**** Record set ****

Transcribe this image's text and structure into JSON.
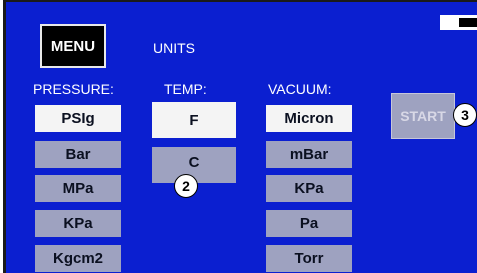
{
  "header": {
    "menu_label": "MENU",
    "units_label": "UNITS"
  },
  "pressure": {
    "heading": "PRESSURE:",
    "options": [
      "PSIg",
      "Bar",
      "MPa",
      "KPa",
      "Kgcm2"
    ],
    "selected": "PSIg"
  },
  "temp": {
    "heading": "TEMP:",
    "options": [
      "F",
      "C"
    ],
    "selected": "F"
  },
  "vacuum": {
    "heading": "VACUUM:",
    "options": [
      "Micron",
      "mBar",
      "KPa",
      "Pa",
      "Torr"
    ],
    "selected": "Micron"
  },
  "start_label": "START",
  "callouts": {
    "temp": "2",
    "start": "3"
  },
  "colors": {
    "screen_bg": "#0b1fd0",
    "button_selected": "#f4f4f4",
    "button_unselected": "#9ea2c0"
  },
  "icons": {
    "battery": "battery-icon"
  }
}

****
**** Record set ****

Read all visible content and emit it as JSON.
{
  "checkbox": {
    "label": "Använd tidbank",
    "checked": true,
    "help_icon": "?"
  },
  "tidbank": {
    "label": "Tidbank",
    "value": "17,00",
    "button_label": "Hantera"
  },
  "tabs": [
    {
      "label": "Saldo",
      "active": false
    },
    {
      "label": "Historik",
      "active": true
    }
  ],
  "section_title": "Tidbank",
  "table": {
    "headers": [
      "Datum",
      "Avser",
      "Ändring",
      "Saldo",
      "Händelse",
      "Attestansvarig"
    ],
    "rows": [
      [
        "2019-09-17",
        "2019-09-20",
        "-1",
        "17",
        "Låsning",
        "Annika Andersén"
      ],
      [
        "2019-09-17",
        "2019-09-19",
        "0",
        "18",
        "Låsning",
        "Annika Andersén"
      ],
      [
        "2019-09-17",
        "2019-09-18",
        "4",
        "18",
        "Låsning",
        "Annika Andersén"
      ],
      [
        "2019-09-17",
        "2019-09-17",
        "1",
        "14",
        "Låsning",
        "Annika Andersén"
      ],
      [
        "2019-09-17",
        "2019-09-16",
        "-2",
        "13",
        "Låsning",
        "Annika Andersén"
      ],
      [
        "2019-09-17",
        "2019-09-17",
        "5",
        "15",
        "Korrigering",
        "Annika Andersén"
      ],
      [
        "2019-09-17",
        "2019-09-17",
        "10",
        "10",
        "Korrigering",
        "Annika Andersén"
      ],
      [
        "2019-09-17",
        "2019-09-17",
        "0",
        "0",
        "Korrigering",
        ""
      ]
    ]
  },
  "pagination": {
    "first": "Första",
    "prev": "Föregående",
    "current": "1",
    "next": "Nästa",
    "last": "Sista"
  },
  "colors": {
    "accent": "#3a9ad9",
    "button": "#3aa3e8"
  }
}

****

Given problem:
Search the data for "JSON". Copy every matching line.

Expected output:
Transcribe this image's text and structure into JSON.
Read all visible content and emit it as JSON.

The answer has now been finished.